## Objective
Without altering anything, repeat each of the records.
___ Provided records
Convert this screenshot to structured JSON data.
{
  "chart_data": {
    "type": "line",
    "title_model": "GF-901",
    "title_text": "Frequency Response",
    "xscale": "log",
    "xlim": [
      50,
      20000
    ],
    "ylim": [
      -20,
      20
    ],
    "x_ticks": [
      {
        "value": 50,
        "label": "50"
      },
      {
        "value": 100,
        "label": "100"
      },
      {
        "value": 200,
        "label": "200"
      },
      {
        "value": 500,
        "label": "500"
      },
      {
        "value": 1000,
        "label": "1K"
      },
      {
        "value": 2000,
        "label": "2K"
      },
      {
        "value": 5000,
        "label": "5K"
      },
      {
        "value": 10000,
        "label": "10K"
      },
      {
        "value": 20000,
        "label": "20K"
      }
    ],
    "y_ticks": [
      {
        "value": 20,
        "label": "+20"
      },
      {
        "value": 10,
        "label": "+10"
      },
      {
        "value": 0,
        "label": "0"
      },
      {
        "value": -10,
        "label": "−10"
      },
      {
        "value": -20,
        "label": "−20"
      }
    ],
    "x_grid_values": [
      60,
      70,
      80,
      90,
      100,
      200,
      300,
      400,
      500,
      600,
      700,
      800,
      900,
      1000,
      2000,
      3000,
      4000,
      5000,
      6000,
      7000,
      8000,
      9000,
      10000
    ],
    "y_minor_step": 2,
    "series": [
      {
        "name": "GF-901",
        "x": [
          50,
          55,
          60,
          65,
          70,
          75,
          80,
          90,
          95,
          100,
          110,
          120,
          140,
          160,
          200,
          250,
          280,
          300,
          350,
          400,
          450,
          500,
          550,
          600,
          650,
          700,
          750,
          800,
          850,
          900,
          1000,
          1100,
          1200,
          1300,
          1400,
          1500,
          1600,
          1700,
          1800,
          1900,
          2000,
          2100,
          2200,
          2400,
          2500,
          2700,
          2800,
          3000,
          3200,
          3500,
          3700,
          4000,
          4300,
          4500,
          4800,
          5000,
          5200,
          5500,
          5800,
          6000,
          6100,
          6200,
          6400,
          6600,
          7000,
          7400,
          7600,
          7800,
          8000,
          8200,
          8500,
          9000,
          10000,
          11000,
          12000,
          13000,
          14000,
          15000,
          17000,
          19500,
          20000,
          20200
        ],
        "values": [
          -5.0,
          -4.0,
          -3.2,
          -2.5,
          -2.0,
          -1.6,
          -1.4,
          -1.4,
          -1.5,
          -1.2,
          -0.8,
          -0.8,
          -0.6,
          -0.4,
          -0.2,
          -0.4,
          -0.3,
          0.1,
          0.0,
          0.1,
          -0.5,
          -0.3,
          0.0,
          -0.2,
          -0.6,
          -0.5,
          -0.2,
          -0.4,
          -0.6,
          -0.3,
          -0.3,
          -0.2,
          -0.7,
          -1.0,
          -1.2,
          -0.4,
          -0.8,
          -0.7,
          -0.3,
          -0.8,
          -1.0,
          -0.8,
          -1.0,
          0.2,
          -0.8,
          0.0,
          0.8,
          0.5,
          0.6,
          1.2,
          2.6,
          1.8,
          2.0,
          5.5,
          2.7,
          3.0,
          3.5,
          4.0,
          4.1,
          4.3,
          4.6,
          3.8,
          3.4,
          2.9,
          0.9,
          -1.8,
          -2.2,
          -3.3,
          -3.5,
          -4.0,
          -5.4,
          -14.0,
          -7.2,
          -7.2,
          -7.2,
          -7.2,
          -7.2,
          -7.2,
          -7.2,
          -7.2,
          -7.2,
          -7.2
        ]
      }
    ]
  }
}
______
## Written response
Convert this screenshot to structured JSON data.
{
  "chart_data": {
    "type": "line",
    "title_model": "GF-901",
    "title_text": "Frequency Response",
    "xscale": "log",
    "xlim": [
      50,
      20000
    ],
    "ylim": [
      -20,
      20
    ],
    "x_ticks": [
      {
        "value": 50,
        "label": "50"
      },
      {
        "value": 100,
        "label": "100"
      },
      {
        "value": 200,
        "label": "200"
      },
      {
        "value": 500,
        "label": "500"
      },
      {
        "value": 1000,
        "label": "1K"
      },
      {
        "value": 2000,
        "label": "2K"
      },
      {
        "value": 5000,
        "label": "5K"
      },
      {
        "value": 10000,
        "label": "10K"
      },
      {
        "value": 20000,
        "label": "20K"
      }
    ],
    "y_ticks": [
      {
        "value": 20,
        "label": "+20"
      },
      {
        "value": 10,
        "label": "+10"
      },
      {
        "value": 0,
        "label": "0"
      },
      {
        "value": -10,
        "label": "−10"
      },
      {
        "value": -20,
        "label": "−20"
      }
    ],
    "x_grid_values": [
      60,
      70,
      80,
      90,
      100,
      200,
      300,
      400,
      500,
      600,
      700,
      800,
      900,
      1000,
      2000,
      3000,
      4000,
      5000,
      6000,
      7000,
      8000,
      9000,
      10000
    ],
    "y_minor_step": 2,
    "series": [
      {
        "name": "GF-901",
        "x": [
          50,
          55,
          60,
          65,
          70,
          75,
          80,
          90,
          95,
          100,
          110,
          120,
          140,
          160,
          200,
          250,
          280,
          300,
          350,
          400,
          450,
          500,
          550,
          600,
          650,
          700,
          750,
          800,
          850,
          900,
          1000,
          1100,
          1200,
          1300,
          1400,
          1500,
          1600,
          1700,
          1800,
          1900,
          2000,
          2100,
          2200,
          2400,
          2500,
          2700,
          2800,
          3000,
          3200,
          3500,
          3700,
          4000,
          4300,
          4500,
          4800,
          5000,
          5200,
          5500,
          5800,
          6000,
          6100,
          6200,
          6400,
          6600,
          7000,
          7400,
          7600,
          7800,
          8000,
          8200,
          8500,
          9000,
          10000,
          11000,
          12000,
          13000,
          14000,
          15000,
          17000,
          19500,
          20000,
          20200
        ],
        "values": [
          -5.0,
          -4.0,
          -3.2,
          -2.5,
          -2.0,
          -1.6,
          -1.4,
          -1.4,
          -1.5,
          -1.2,
          -0.8,
          -0.8,
          -0.6,
          -0.4,
          -0.2,
          -0.4,
          -0.3,
          0.1,
          0.0,
          0.1,
          -0.5,
          -0.3,
          0.0,
          -0.2,
          -0.6,
          -0.5,
          -0.2,
          -0.4,
          -0.6,
          -0.3,
          -0.3,
          -0.2,
          -0.7,
          -1.0,
          -1.2,
          -0.4,
          -0.8,
          -0.7,
          -0.3,
          -0.8,
          -1.0,
          -0.8,
          -1.0,
          0.2,
          -0.8,
          0.0,
          0.8,
          0.5,
          0.6,
          1.2,
          2.6,
          1.8,
          2.0,
          5.5,
          2.7,
          3.0,
          3.5,
          4.0,
          4.1,
          4.3,
          4.6,
          3.8,
          3.4,
          2.9,
          0.9,
          -1.8,
          -2.2,
          -3.3,
          -3.5,
          -4.0,
          -5.4,
          -14.0,
          -7.2,
          -7.2,
          -7.2,
          -7.2,
          -7.2,
          -7.2,
          -7.2,
          -7.2,
          -7.2,
          -7.2
        ]
      }
    ]
  }
}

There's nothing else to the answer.